▸ **Potongan Dokumen**:
+===+
Bandung (ANTARA) - Inspektur Jenderal (Irjen) Kemenkumham, Jhoni Ginting mengatakan demi memaksimalkan efisiensi kapasitas lembaga pemasyarakatan (Lapas) dan rumah tahanan negara (Rutan), Peraturan Pemerintah (PP) Nomor 99 Tahun 2012 perlu direvisi atau disempurnakan agar mengurangi dominasi warga binaan kasus narkoba.
"(Warga binaan narkoba) tidak bisa mendapat remisi dikarenakan adanya PP Nomor 99, ini kita sarankan untuk segera disempurnakan. Biar bisa dapat remisi," kata Jhoni di SOR Arcamanik, Kota Bandung, Senin.
+===+
▸ **Data yang Disediakan**:
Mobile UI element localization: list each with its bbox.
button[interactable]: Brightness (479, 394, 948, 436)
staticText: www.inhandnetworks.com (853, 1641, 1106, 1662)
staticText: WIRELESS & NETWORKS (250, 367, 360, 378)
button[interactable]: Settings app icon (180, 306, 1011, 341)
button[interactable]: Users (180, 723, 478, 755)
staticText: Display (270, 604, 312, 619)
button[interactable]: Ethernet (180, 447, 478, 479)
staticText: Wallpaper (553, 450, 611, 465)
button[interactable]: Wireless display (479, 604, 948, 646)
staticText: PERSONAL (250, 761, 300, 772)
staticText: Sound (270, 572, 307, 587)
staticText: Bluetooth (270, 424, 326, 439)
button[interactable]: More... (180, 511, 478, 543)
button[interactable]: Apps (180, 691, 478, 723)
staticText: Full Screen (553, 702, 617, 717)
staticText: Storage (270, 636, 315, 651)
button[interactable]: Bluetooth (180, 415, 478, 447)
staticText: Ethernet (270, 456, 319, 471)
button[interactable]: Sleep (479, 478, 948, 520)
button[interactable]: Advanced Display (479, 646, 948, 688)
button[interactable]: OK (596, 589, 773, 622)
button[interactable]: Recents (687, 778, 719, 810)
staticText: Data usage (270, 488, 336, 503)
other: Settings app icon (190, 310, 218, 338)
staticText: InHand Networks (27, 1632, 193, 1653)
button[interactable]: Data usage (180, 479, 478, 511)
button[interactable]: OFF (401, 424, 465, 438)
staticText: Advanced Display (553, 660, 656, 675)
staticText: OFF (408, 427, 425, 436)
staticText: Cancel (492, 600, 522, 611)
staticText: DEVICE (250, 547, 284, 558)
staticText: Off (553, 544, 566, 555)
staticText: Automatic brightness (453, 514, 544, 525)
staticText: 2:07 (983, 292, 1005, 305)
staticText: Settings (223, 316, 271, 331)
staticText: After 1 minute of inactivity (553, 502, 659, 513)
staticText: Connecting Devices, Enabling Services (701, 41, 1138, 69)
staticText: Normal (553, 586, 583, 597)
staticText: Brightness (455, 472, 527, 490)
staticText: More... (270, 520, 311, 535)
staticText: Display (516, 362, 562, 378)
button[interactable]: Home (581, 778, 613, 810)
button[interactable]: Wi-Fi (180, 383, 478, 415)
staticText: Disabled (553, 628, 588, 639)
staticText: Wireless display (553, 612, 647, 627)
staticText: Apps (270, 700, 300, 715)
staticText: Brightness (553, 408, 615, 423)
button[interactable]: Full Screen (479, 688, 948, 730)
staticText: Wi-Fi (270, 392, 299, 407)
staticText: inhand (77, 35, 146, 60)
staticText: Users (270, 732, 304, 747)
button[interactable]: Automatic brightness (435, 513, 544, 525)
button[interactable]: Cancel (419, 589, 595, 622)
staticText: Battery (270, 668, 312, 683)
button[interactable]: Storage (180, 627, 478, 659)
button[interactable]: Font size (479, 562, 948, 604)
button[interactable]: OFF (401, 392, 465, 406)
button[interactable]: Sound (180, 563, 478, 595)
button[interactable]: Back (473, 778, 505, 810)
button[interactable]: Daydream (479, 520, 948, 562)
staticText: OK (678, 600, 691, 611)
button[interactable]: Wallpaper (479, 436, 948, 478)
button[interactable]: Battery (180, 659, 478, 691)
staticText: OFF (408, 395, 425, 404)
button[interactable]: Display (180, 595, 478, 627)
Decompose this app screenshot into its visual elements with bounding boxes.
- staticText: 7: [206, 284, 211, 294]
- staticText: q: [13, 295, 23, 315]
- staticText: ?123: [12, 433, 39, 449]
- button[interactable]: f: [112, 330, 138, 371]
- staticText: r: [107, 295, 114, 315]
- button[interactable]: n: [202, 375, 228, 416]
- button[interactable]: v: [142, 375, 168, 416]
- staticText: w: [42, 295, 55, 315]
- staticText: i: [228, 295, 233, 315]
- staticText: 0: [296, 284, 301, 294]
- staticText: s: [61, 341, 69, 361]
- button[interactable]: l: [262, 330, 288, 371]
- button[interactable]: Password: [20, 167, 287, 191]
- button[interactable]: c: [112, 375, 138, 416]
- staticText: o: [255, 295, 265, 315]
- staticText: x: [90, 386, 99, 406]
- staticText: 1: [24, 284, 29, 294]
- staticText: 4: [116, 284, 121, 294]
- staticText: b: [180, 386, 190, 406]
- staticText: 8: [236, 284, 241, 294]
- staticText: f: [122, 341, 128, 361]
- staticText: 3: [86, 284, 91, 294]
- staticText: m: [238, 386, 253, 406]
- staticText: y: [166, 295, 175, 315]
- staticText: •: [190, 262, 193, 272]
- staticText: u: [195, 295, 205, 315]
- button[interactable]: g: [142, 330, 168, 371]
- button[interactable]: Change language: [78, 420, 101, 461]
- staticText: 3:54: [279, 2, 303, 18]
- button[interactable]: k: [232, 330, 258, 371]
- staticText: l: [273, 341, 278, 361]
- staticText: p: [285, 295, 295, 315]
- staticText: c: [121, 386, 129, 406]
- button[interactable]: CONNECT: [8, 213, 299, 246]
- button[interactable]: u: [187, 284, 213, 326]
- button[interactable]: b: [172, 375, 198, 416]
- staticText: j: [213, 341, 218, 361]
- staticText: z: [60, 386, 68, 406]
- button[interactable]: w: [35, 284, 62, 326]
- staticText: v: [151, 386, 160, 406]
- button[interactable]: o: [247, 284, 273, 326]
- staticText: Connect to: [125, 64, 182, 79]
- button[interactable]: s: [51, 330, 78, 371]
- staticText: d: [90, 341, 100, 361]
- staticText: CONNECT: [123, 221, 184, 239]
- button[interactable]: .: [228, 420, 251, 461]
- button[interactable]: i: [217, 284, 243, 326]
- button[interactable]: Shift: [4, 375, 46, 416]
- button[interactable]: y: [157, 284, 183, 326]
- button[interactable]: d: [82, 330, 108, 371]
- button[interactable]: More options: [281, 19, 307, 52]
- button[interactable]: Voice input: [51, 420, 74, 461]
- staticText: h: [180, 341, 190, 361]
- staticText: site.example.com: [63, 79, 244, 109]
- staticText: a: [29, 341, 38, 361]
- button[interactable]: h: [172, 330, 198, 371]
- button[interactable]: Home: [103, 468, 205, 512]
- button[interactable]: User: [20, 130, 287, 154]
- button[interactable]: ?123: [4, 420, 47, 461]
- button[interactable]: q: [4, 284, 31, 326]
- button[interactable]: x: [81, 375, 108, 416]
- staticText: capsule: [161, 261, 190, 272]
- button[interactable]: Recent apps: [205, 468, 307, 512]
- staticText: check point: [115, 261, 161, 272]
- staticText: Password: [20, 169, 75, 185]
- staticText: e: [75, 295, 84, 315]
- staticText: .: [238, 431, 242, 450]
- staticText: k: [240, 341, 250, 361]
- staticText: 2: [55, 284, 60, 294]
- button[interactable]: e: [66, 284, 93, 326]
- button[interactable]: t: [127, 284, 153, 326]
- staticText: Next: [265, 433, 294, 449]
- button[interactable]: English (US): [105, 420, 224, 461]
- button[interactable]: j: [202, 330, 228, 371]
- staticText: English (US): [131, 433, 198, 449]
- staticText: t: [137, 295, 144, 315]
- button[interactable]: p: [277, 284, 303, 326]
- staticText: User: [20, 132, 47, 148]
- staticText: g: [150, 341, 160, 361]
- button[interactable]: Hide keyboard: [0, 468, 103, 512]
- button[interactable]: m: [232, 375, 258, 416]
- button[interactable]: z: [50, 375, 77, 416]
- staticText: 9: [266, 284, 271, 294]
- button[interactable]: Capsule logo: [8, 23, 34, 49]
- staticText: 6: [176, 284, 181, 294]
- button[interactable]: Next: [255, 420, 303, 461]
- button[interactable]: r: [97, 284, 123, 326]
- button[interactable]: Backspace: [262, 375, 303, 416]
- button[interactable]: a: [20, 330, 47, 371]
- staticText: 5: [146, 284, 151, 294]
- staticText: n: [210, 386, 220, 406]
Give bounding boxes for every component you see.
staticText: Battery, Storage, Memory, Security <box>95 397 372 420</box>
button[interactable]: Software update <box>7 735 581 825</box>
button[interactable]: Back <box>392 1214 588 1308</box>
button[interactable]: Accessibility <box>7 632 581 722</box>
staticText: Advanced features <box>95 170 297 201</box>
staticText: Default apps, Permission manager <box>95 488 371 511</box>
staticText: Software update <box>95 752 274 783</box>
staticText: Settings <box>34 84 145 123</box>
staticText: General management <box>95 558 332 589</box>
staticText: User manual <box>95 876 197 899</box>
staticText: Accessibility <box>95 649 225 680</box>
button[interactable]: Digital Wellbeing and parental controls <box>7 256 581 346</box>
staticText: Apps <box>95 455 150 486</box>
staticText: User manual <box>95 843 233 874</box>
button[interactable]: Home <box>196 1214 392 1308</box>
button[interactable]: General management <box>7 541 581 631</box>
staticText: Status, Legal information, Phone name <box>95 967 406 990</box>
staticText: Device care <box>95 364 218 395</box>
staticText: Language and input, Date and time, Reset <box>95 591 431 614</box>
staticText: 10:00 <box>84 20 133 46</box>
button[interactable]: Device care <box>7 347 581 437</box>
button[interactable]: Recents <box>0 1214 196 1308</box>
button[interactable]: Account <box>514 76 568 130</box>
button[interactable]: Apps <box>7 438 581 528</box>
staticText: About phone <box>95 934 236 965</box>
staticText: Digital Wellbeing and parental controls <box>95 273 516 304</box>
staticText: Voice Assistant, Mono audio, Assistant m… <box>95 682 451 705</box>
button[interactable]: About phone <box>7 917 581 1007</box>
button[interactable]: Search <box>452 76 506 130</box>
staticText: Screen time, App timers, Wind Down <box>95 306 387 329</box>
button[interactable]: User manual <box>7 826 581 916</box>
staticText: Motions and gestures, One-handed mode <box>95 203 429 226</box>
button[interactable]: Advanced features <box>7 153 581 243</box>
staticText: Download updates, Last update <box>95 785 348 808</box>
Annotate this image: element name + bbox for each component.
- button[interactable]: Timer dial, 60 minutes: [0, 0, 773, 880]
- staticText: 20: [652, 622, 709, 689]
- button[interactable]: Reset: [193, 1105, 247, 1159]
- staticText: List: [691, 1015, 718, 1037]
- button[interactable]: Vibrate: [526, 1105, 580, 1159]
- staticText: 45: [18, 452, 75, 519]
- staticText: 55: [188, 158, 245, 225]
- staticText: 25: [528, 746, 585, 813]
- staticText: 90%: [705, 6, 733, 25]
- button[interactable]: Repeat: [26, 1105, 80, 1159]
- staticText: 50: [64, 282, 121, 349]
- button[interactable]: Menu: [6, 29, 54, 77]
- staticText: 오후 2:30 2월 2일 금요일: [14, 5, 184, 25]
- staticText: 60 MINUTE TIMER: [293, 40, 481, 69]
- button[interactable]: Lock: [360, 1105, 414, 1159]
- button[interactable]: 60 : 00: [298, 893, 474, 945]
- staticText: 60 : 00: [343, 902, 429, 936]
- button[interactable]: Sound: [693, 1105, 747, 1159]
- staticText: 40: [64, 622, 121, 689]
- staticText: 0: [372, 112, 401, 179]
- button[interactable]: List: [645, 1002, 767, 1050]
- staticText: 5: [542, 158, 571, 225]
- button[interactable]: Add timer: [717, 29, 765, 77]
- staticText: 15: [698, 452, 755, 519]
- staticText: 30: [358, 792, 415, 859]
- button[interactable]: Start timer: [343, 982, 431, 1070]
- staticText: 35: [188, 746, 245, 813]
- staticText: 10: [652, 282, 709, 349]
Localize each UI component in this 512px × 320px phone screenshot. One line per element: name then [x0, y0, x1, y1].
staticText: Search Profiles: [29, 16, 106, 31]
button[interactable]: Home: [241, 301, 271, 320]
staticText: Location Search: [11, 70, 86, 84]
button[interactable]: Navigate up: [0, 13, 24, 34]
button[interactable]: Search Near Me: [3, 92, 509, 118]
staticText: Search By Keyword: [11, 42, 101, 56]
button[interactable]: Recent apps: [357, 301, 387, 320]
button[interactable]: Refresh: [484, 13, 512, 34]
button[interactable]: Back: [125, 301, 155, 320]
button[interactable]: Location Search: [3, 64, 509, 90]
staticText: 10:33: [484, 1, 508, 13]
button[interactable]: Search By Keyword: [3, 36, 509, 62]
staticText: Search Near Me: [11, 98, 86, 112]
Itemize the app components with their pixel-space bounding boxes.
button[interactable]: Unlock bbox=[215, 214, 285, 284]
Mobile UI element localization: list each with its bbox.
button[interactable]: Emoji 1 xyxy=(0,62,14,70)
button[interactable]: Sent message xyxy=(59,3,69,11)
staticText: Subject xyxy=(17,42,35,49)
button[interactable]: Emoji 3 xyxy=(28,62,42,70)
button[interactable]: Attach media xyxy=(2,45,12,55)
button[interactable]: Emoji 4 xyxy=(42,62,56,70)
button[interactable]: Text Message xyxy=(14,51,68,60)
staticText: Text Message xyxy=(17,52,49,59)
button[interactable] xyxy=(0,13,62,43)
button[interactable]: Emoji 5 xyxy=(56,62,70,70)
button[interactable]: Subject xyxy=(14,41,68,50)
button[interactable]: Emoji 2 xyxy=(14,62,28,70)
+===+
▸ **Soal dan Tugas**:
1) Apa jabatan Jhoni Ginting menurut berita tentang revisi PP Nomor 99 Tahun 2012?
2) Kembalikan seluruh teks berita tentang revisi PP Nomor 99 Tahun 2012 mulai dari "Bandung (ANTARA) - Inspektur" hingga "Kota Bandung, Senin." tanpa perubahan sedikit pun.
3) Teruskan berita tentang revisi PP Nomor 99 Tahun 2012 mulai dari kalimat terakhirnya.
Baris-baris data tidak diperlukan untuk mengerjakan tugas.

▸ **Jawaban Berurutan**:
1) Inspektur Jenderal (Irjen) Kemenkumham.

2)
Bandung (ANTARA) - Inspektur Jenderal (Irjen) Kemenkumham, Jhoni Ginting mengatakan demi memaksimalkan efisiensi kapasitas lembaga pemasyarakatan (Lapas) dan rumah tahanan negara (Rutan), Peraturan Pemerintah (PP) Nomor 99 Tahun 2012 perlu direvisi atau disempurnakan agar mengurangi dominasi warga binaan kasus narkoba.
"(Warga binaan narkoba) tidak bisa mendapat remisi dikarenakan adanya PP Nomor 99, ini kita sarankan untuk segera disempurnakan. Biar bisa dapat remisi," kata Jhoni di SOR Arcamanik, Kota Bandung, Senin.

3)
Dia menjelaskan, dalam PP Nomor 99 Tahun 2012 tentang Syarat dan Tata Cara Pelaksanaan Hak Warga Binaan Pemasyarakatan, ada tiga kategori warga binaan yang tidak mendapatkan hak remisi yaitu kasus korupsi, terorisme dan narkoba. Namun, kata dia, warga binaan kasus narkoba perlu mendapat remisi.
Menurutnya, saat ini 60 persen penghuni penjara di Jawa Barat adalah warga binaan kasus narkoba. Hal tersebut, kata dia, menyebabkan kelebihan kapasitas di sejumlah lapas atau rutan.
"Jadi memang kasus narkoba ini jumlahnya besar dibanding yang lain. 60 persennya itu narkoba. Jadi kita mendorong remisi itu, agar mengurangi jumlah warga binaan," kata dia.
Seharusnya, kata dia, warga binaan yang terjerat kasus narkoba lebih baik menjalani masa rehabilitasi ketimbang dimasukan ke dalam penjara.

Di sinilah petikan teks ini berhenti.